## Task prompt
Restate every entry word for word.

## Entries supplied

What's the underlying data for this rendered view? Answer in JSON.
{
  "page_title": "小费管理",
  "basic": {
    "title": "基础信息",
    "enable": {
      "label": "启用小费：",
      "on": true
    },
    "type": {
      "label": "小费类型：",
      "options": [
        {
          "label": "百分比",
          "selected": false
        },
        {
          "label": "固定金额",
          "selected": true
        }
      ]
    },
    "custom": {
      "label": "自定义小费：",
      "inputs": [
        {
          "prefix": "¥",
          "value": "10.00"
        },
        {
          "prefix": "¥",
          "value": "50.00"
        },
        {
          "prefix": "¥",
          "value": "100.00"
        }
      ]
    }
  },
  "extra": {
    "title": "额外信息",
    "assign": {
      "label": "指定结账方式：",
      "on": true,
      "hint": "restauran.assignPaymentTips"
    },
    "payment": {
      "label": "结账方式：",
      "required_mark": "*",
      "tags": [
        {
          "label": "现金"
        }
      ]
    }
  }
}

## Result
What's the underlying data for this rendered view? Answer in JSON.
{
  "page_title": "小费管理",
  "basic": {
    "title": "基础信息",
    "enable": {
      "label": "启用小费：",
      "on": true
    },
    "type": {
      "label": "小费类型：",
      "options": [
        {
          "label": "百分比",
          "selected": false
        },
        {
          "label": "固定金额",
          "selected": true
        }
      ]
    },
    "custom": {
      "label": "自定义小费：",
      "inputs": [
        {
          "prefix": "¥",
          "value": "10.00"
        },
        {
          "prefix": "¥",
          "value": "50.00"
        },
        {
          "prefix": "¥",
          "value": "100.00"
        }
      ]
    }
  },
  "extra": {
    "title": "额外信息",
    "assign": {
      "label": "指定结账方式：",
      "on": true,
      "hint": "restauran.assignPaymentTips"
    },
    "payment": {
      "label": "结账方式：",
      "required_mark": "*",
      "tags": [
        {
          "label": "现金"
        }
      ]
    }
  }
}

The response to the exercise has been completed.